Anorak Magazine – Research
DEADLINE – 10 November 2011
FORMAT – I have emailed the team at Anorak about this as it does not specify it on their blog. Apparently the format is not too important at this stage but I will create an illustration in portrait format as it needs to be bound with the spring edition of the magazine which is also in a portrait format.
I started the brief by refreshing my knowledge of Anorak magazine and checking out what they have been up to. Anorak is a fun, quirky, colourful and positive magazine aimed at 5-9 year old children. The magazine has a strong link with good illustration and believe children also deserve a beautifully illustrated and printed magazine. Editor Cathy Olmedillas says, “We simply want to inspire them and fire up their imaginations!”. After looking at past magazines and the illustrators they like to work with, you can see that playful, refreshing and humorous work is a common feature.
They don’t have an about page on their website so I read about their ethos and what they are about on several blogs. Here’s an example.
Heres a nice little review by Boooooooom!
Here are some pages from the magazine:
I have looked at the magazine and the contents but have made a conscious effort not too look at particular illustrators featured in the magazine. I do not want to be influenced to heavily by their style and let it influence my own. I do however think its vital to check out the work in the last ‘Food is Fun’ publication to get an idea of what is required and get a feel of for how the brief has been interpreted by others. here are some of my favorites:
Food Is Fun Page of Entries – they seem to have combined the past entries in with the new entries but you can see what kind of thing they are looking for.

Data ::
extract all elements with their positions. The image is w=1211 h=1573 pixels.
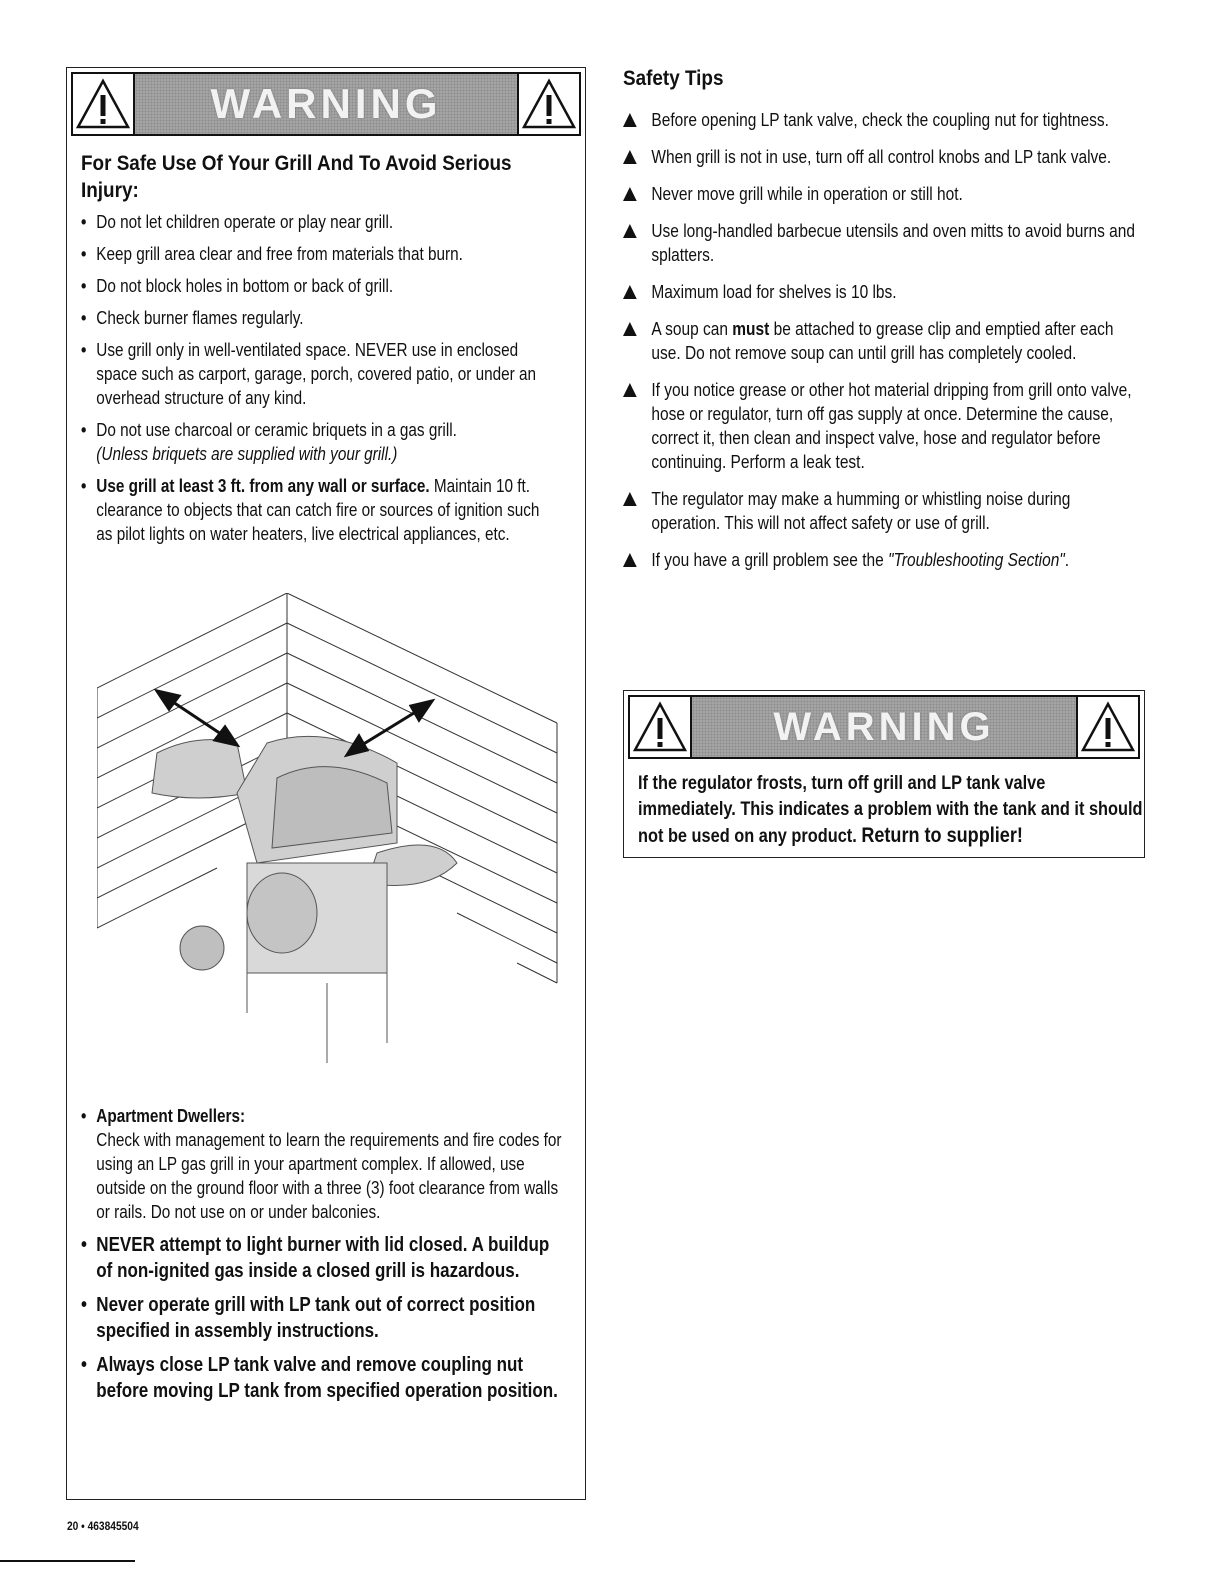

Goals ::
1 > In the Anorak research notes, retype the passage from "Anorak Magazine –" up to and including "a portrait format.".
2 > List the four adjectives the Anorak research notes use to describe the magazine itself.

Outputs by task ::
1 >
Anorak Magazine – Research
DEADLINE – 10 November 2011
FORMAT – I have emailed the team at Anorak about this as it does not specify it on their blog. Apparently the format is not too important at this stage but I will create an illustration in portrait format as it needs to be bound with the spring edition of the magazine which is also in a portrait format.

2 > fun, quirky, colourful, positive